_What to produce:_ Give the number of lines below that contain "color", with no other output.

Figure data in JSON

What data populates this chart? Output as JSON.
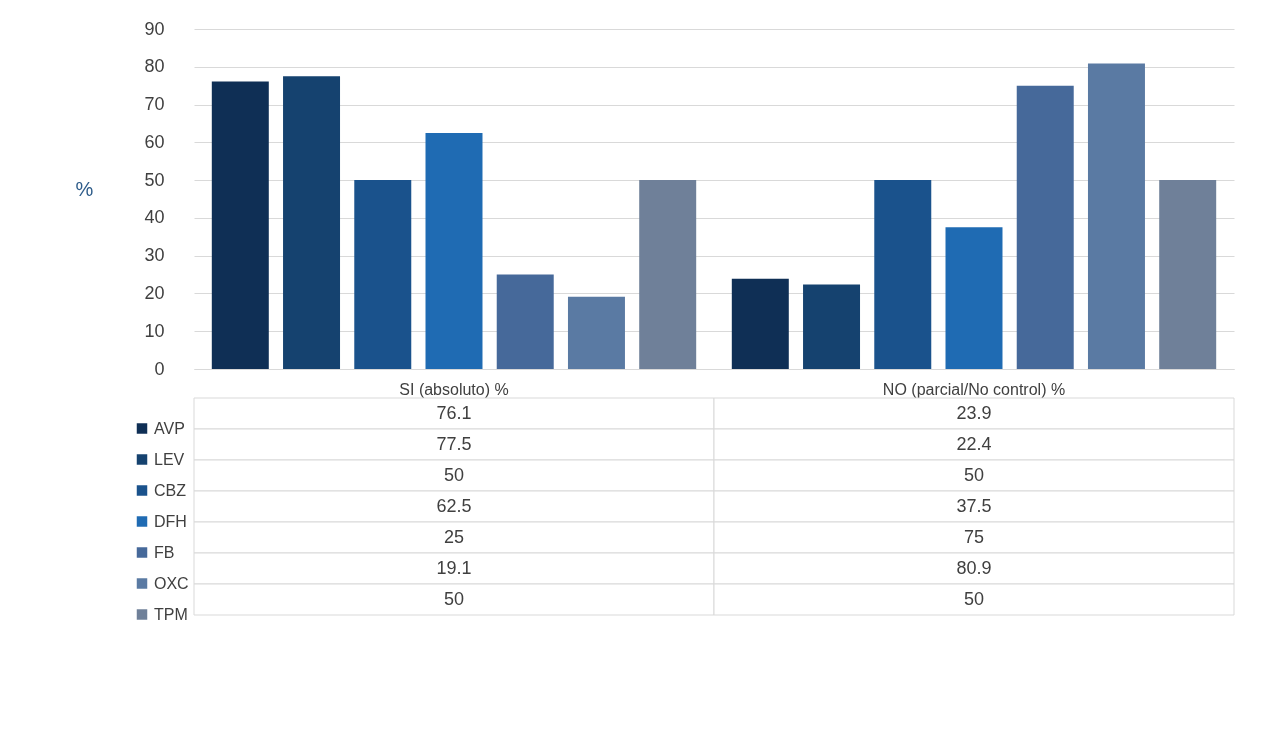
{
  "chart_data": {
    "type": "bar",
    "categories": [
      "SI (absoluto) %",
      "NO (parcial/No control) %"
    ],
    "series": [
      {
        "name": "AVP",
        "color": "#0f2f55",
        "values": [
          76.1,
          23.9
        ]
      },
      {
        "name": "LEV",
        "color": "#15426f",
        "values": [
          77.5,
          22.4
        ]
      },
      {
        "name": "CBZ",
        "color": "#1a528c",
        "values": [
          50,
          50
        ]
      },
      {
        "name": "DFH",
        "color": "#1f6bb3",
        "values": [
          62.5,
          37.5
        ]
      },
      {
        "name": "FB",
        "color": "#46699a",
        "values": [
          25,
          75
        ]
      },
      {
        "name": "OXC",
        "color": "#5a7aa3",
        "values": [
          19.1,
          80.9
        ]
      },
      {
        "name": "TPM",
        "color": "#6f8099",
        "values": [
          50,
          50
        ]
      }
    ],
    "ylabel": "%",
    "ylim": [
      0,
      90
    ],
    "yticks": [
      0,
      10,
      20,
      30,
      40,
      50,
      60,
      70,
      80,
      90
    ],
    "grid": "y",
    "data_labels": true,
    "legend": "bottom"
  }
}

_Expected output:_ 7